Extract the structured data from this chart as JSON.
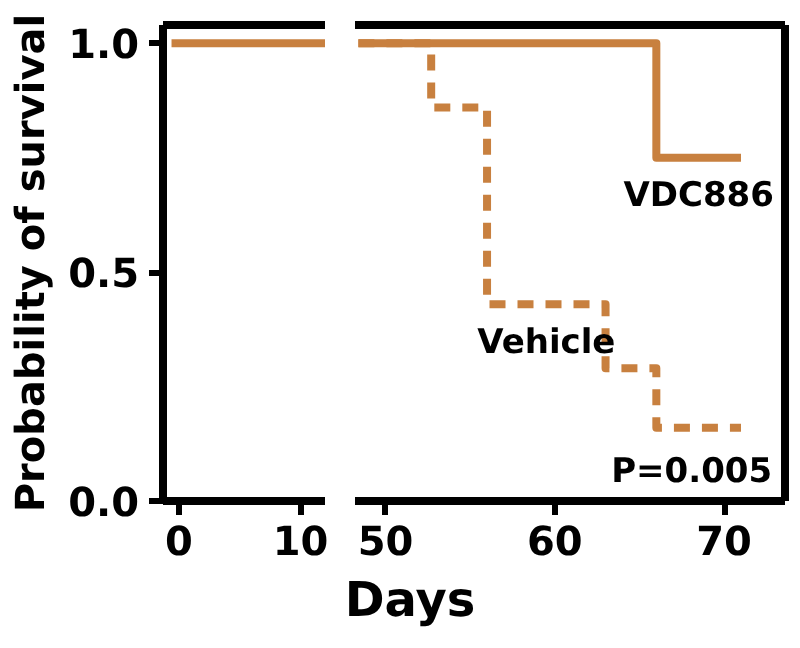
{
  "chart_data": [
    {
      "type": "step",
      "ylabel": "Probability of survival",
      "xlim": [
        -1.3,
        12
      ],
      "xticks": [
        0,
        10
      ],
      "ylim": [
        0,
        1.04
      ],
      "yticks": [
        {
          "value": 0,
          "label": "0.0"
        },
        {
          "value": 0.5,
          "label": "0.5"
        },
        {
          "value": 1,
          "label": "1.0"
        }
      ],
      "grid": false,
      "series": [
        {
          "color": "#c8803f",
          "line_style": "solid",
          "x": [
            -0.6,
            12
          ],
          "values": [
            1,
            1
          ]
        }
      ]
    },
    {
      "type": "step",
      "xlabel": "Days",
      "xlim": [
        48.2,
        73.6
      ],
      "xticks": [
        50,
        60,
        70
      ],
      "ylim": [
        0,
        1.04
      ],
      "tick_labels": "x",
      "grid": false,
      "annotations": [
        "P=0.005"
      ],
      "series": [
        {
          "name": "Vehicle",
          "color": "#c8803f",
          "line_style": "dashed",
          "x": [
            48.4,
            52.7,
            56,
            63,
            66,
            71
          ],
          "values": [
            1,
            0.86,
            0.43,
            0.29,
            0.16,
            0.16
          ]
        },
        {
          "name": "VDC886",
          "color": "#c8803f",
          "line_style": "solid",
          "x": [
            48.4,
            66,
            71
          ],
          "values": [
            1,
            0.75,
            0.75
          ]
        }
      ]
    }
  ]
}
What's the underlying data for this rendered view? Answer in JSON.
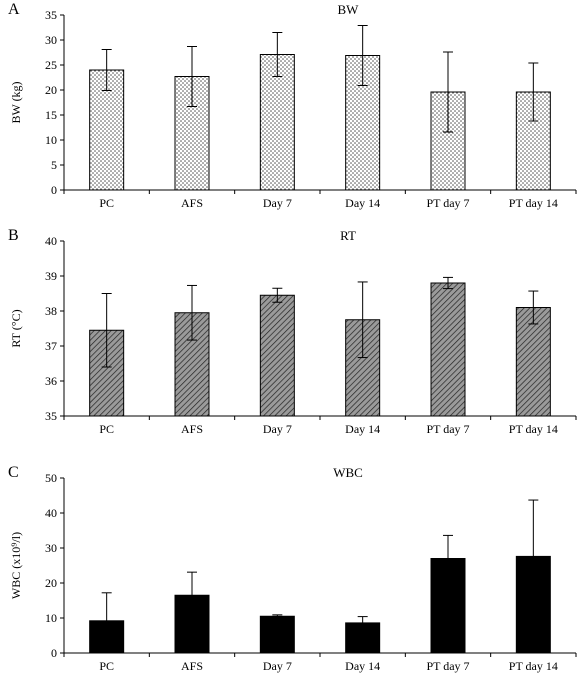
{
  "chart_data": [
    {
      "type": "bar",
      "panel_label": "A",
      "title": "BW",
      "ylabel": "BW (kg)",
      "categories": [
        "PC",
        "AFS",
        "Day 7",
        "Day 14",
        "PT day 7",
        "PT day 14"
      ],
      "values": [
        24.0,
        22.7,
        27.1,
        26.9,
        19.6,
        19.6
      ],
      "errors": [
        4.1,
        6.0,
        4.4,
        6.0,
        8.0,
        5.8
      ],
      "ylim": [
        0,
        35
      ],
      "yticks": [
        "0",
        "5",
        "10",
        "15",
        "20",
        "25",
        "30",
        "35"
      ],
      "fill": "dotted",
      "grid": false,
      "legend": "none"
    },
    {
      "type": "bar",
      "panel_label": "B",
      "title": "RT",
      "ylabel": "RT (°C)",
      "categories": [
        "PC",
        "AFS",
        "Day 7",
        "Day 14",
        "PT day 7",
        "PT day 14"
      ],
      "values": [
        37.45,
        37.95,
        38.45,
        37.75,
        38.8,
        38.1
      ],
      "errors": [
        1.05,
        0.78,
        0.2,
        1.08,
        0.16,
        0.47
      ],
      "ylim": [
        35,
        40
      ],
      "yticks": [
        "35",
        "36",
        "37",
        "38",
        "39",
        "40"
      ],
      "fill": "hatched",
      "grid": false,
      "legend": "none"
    },
    {
      "type": "bar",
      "panel_label": "C",
      "title": "WBC",
      "ylabel": "WBC (x10⁹/l)",
      "categories": [
        "PC",
        "AFS",
        "Day 7",
        "Day 14",
        "PT day 7",
        "PT day 14"
      ],
      "values": [
        9.2,
        16.5,
        10.5,
        8.6,
        27.0,
        27.6
      ],
      "errors": [
        8.0,
        6.6,
        0.4,
        1.8,
        6.6,
        16.1
      ],
      "ylim": [
        0,
        50
      ],
      "yticks": [
        "0",
        "10",
        "20",
        "30",
        "40",
        "50"
      ],
      "fill": "solid",
      "grid": false,
      "legend": "none"
    }
  ]
}
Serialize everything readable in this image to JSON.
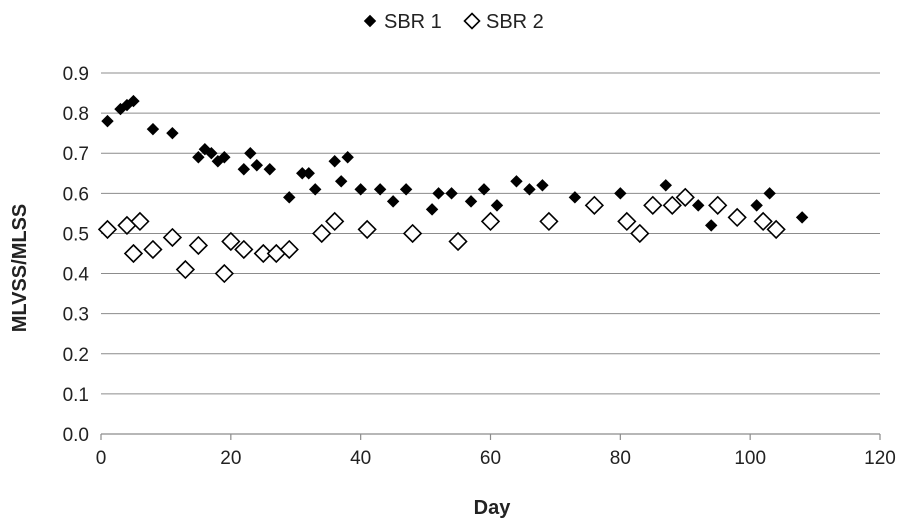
{
  "chart_data": {
    "type": "scatter",
    "title": "",
    "xlabel": "Day",
    "ylabel": "MLVSS/MLSS",
    "xlim": [
      0,
      120
    ],
    "ylim": [
      0.0,
      0.9
    ],
    "xticks": [
      0,
      20,
      40,
      60,
      80,
      100,
      120
    ],
    "xtick_labels": [
      "0",
      "20",
      "40",
      "60",
      "80",
      "100",
      "120"
    ],
    "yticks": [
      0.0,
      0.1,
      0.2,
      0.3,
      0.4,
      0.5,
      0.6,
      0.7,
      0.8,
      0.9
    ],
    "ytick_labels": [
      "0.0",
      "0.1",
      "0.2",
      "0.3",
      "0.4",
      "0.5",
      "0.6",
      "0.7",
      "0.8",
      "0.9"
    ],
    "grid": "horizontal",
    "legend_position": "top",
    "series": [
      {
        "name": "SBR 1",
        "marker": "filled-diamond",
        "color": "#000000",
        "points": [
          [
            1,
            0.78
          ],
          [
            3,
            0.81
          ],
          [
            4,
            0.82
          ],
          [
            5,
            0.83
          ],
          [
            8,
            0.76
          ],
          [
            11,
            0.75
          ],
          [
            15,
            0.69
          ],
          [
            16,
            0.71
          ],
          [
            17,
            0.7
          ],
          [
            18,
            0.68
          ],
          [
            19,
            0.69
          ],
          [
            22,
            0.66
          ],
          [
            23,
            0.7
          ],
          [
            24,
            0.67
          ],
          [
            26,
            0.66
          ],
          [
            29,
            0.59
          ],
          [
            31,
            0.65
          ],
          [
            32,
            0.65
          ],
          [
            33,
            0.61
          ],
          [
            36,
            0.68
          ],
          [
            37,
            0.63
          ],
          [
            38,
            0.69
          ],
          [
            40,
            0.61
          ],
          [
            43,
            0.61
          ],
          [
            45,
            0.58
          ],
          [
            47,
            0.61
          ],
          [
            51,
            0.56
          ],
          [
            52,
            0.6
          ],
          [
            54,
            0.6
          ],
          [
            57,
            0.58
          ],
          [
            59,
            0.61
          ],
          [
            61,
            0.57
          ],
          [
            64,
            0.63
          ],
          [
            66,
            0.61
          ],
          [
            68,
            0.62
          ],
          [
            73,
            0.59
          ],
          [
            80,
            0.6
          ],
          [
            87,
            0.62
          ],
          [
            92,
            0.57
          ],
          [
            94,
            0.52
          ],
          [
            101,
            0.57
          ],
          [
            103,
            0.6
          ],
          [
            108,
            0.54
          ]
        ]
      },
      {
        "name": "SBR 2",
        "marker": "hollow-diamond",
        "color": "#000000",
        "points": [
          [
            1,
            0.51
          ],
          [
            4,
            0.52
          ],
          [
            5,
            0.45
          ],
          [
            6,
            0.53
          ],
          [
            8,
            0.46
          ],
          [
            11,
            0.49
          ],
          [
            13,
            0.41
          ],
          [
            15,
            0.47
          ],
          [
            19,
            0.4
          ],
          [
            20,
            0.48
          ],
          [
            22,
            0.46
          ],
          [
            25,
            0.45
          ],
          [
            27,
            0.45
          ],
          [
            29,
            0.46
          ],
          [
            34,
            0.5
          ],
          [
            36,
            0.53
          ],
          [
            41,
            0.51
          ],
          [
            48,
            0.5
          ],
          [
            55,
            0.48
          ],
          [
            60,
            0.53
          ],
          [
            69,
            0.53
          ],
          [
            76,
            0.57
          ],
          [
            81,
            0.53
          ],
          [
            83,
            0.5
          ],
          [
            85,
            0.57
          ],
          [
            88,
            0.57
          ],
          [
            90,
            0.59
          ],
          [
            95,
            0.57
          ],
          [
            98,
            0.54
          ],
          [
            102,
            0.53
          ],
          [
            104,
            0.51
          ]
        ]
      }
    ]
  }
}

What you need to do => The records above are to be quoted exactly, with all pictures left out.

Result of the task =>
Extract the structured data from this chart as JSON.
{
  "chart_data": [
    {
      "type": "step",
      "ylabel": "Probability of survival",
      "xlim": [
        -1.3,
        12
      ],
      "xticks": [
        0,
        10
      ],
      "ylim": [
        0,
        1.04
      ],
      "yticks": [
        {
          "value": 0,
          "label": "0.0"
        },
        {
          "value": 0.5,
          "label": "0.5"
        },
        {
          "value": 1,
          "label": "1.0"
        }
      ],
      "grid": false,
      "series": [
        {
          "color": "#c8803f",
          "line_style": "solid",
          "x": [
            -0.6,
            12
          ],
          "values": [
            1,
            1
          ]
        }
      ]
    },
    {
      "type": "step",
      "xlabel": "Days",
      "xlim": [
        48.2,
        73.6
      ],
      "xticks": [
        50,
        60,
        70
      ],
      "ylim": [
        0,
        1.04
      ],
      "tick_labels": "x",
      "grid": false,
      "annotations": [
        "P=0.005"
      ],
      "series": [
        {
          "name": "Vehicle",
          "color": "#c8803f",
          "line_style": "dashed",
          "x": [
            48.4,
            52.7,
            56,
            63,
            66,
            71
          ],
          "values": [
            1,
            0.86,
            0.43,
            0.29,
            0.16,
            0.16
          ]
        },
        {
          "name": "VDC886",
          "color": "#c8803f",
          "line_style": "solid",
          "x": [
            48.4,
            66,
            71
          ],
          "values": [
            1,
            0.75,
            0.75
          ]
        }
      ]
    }
  ]
}
What's the underlying data for this rendered view? Answer in JSON.
{
  "chart_data": [
    {
      "type": "bar",
      "panel_label": "A",
      "title": "BW",
      "ylabel": "BW (kg)",
      "categories": [
        "PC",
        "AFS",
        "Day 7",
        "Day 14",
        "PT day 7",
        "PT day 14"
      ],
      "values": [
        24.0,
        22.7,
        27.1,
        26.9,
        19.6,
        19.6
      ],
      "errors": [
        4.1,
        6.0,
        4.4,
        6.0,
        8.0,
        5.8
      ],
      "ylim": [
        0,
        35
      ],
      "yticks": [
        "0",
        "5",
        "10",
        "15",
        "20",
        "25",
        "30",
        "35"
      ],
      "fill": "dotted",
      "grid": false,
      "legend": "none"
    },
    {
      "type": "bar",
      "panel_label": "B",
      "title": "RT",
      "ylabel": "RT (°C)",
      "categories": [
        "PC",
        "AFS",
        "Day 7",
        "Day 14",
        "PT day 7",
        "PT day 14"
      ],
      "values": [
        37.45,
        37.95,
        38.45,
        37.75,
        38.8,
        38.1
      ],
      "errors": [
        1.05,
        0.78,
        0.2,
        1.08,
        0.16,
        0.47
      ],
      "ylim": [
        35,
        40
      ],
      "yticks": [
        "35",
        "36",
        "37",
        "38",
        "39",
        "40"
      ],
      "fill": "hatched",
      "grid": false,
      "legend": "none"
    },
    {
      "type": "bar",
      "panel_label": "C",
      "title": "WBC",
      "ylabel": "WBC (x10⁹/l)",
      "categories": [
        "PC",
        "AFS",
        "Day 7",
        "Day 14",
        "PT day 7",
        "PT day 14"
      ],
      "values": [
        9.2,
        16.5,
        10.5,
        8.6,
        27.0,
        27.6
      ],
      "errors": [
        8.0,
        6.6,
        0.4,
        1.8,
        6.6,
        16.1
      ],
      "ylim": [
        0,
        50
      ],
      "yticks": [
        "0",
        "10",
        "20",
        "30",
        "40",
        "50"
      ],
      "fill": "solid",
      "grid": false,
      "legend": "none"
    }
  ]
}
Serialize everything readable in this image to JSON.
{
  "chart_data": {
    "type": "scatter",
    "title": "",
    "xlabel": "Day",
    "ylabel": "MLVSS/MLSS",
    "xlim": [
      0,
      120
    ],
    "ylim": [
      0.0,
      0.9
    ],
    "xticks": [
      0,
      20,
      40,
      60,
      80,
      100,
      120
    ],
    "xtick_labels": [
      "0",
      "20",
      "40",
      "60",
      "80",
      "100",
      "120"
    ],
    "yticks": [
      0.0,
      0.1,
      0.2,
      0.3,
      0.4,
      0.5,
      0.6,
      0.7,
      0.8,
      0.9
    ],
    "ytick_labels": [
      "0.0",
      "0.1",
      "0.2",
      "0.3",
      "0.4",
      "0.5",
      "0.6",
      "0.7",
      "0.8",
      "0.9"
    ],
    "grid": "horizontal",
    "legend_position": "top",
    "series": [
      {
        "name": "SBR 1",
        "marker": "filled-diamond",
        "color": "#000000",
        "points": [
          [
            1,
            0.78
          ],
          [
            3,
            0.81
          ],
          [
            4,
            0.82
          ],
          [
            5,
            0.83
          ],
          [
            8,
            0.76
          ],
          [
            11,
            0.75
          ],
          [
            15,
            0.69
          ],
          [
            16,
            0.71
          ],
          [
            17,
            0.7
          ],
          [
            18,
            0.68
          ],
          [
            19,
            0.69
          ],
          [
            22,
            0.66
          ],
          [
            23,
            0.7
          ],
          [
            24,
            0.67
          ],
          [
            26,
            0.66
          ],
          [
            29,
            0.59
          ],
          [
            31,
            0.65
          ],
          [
            32,
            0.65
          ],
          [
            33,
            0.61
          ],
          [
            36,
            0.68
          ],
          [
            37,
            0.63
          ],
          [
            38,
            0.69
          ],
          [
            40,
            0.61
          ],
          [
            43,
            0.61
          ],
          [
            45,
            0.58
          ],
          [
            47,
            0.61
          ],
          [
            51,
            0.56
          ],
          [
            52,
            0.6
          ],
          [
            54,
            0.6
          ],
          [
            57,
            0.58
          ],
          [
            59,
            0.61
          ],
          [
            61,
            0.57
          ],
          [
            64,
            0.63
          ],
          [
            66,
            0.61
          ],
          [
            68,
            0.62
          ],
          [
            73,
            0.59
          ],
          [
            80,
            0.6
          ],
          [
            87,
            0.62
          ],
          [
            92,
            0.57
          ],
          [
            94,
            0.52
          ],
          [
            101,
            0.57
          ],
          [
            103,
            0.6
          ],
          [
            108,
            0.54
          ]
        ]
      },
      {
        "name": "SBR 2",
        "marker": "hollow-diamond",
        "color": "#000000",
        "points": [
          [
            1,
            0.51
          ],
          [
            4,
            0.52
          ],
          [
            5,
            0.45
          ],
          [
            6,
            0.53
          ],
          [
            8,
            0.46
          ],
          [
            11,
            0.49
          ],
          [
            13,
            0.41
          ],
          [
            15,
            0.47
          ],
          [
            19,
            0.4
          ],
          [
            20,
            0.48
          ],
          [
            22,
            0.46
          ],
          [
            25,
            0.45
          ],
          [
            27,
            0.45
          ],
          [
            29,
            0.46
          ],
          [
            34,
            0.5
          ],
          [
            36,
            0.53
          ],
          [
            41,
            0.51
          ],
          [
            48,
            0.5
          ],
          [
            55,
            0.48
          ],
          [
            60,
            0.53
          ],
          [
            69,
            0.53
          ],
          [
            76,
            0.57
          ],
          [
            81,
            0.53
          ],
          [
            83,
            0.5
          ],
          [
            85,
            0.57
          ],
          [
            88,
            0.57
          ],
          [
            90,
            0.59
          ],
          [
            95,
            0.57
          ],
          [
            98,
            0.54
          ],
          [
            102,
            0.53
          ],
          [
            104,
            0.51
          ]
        ]
      }
    ]
  }
}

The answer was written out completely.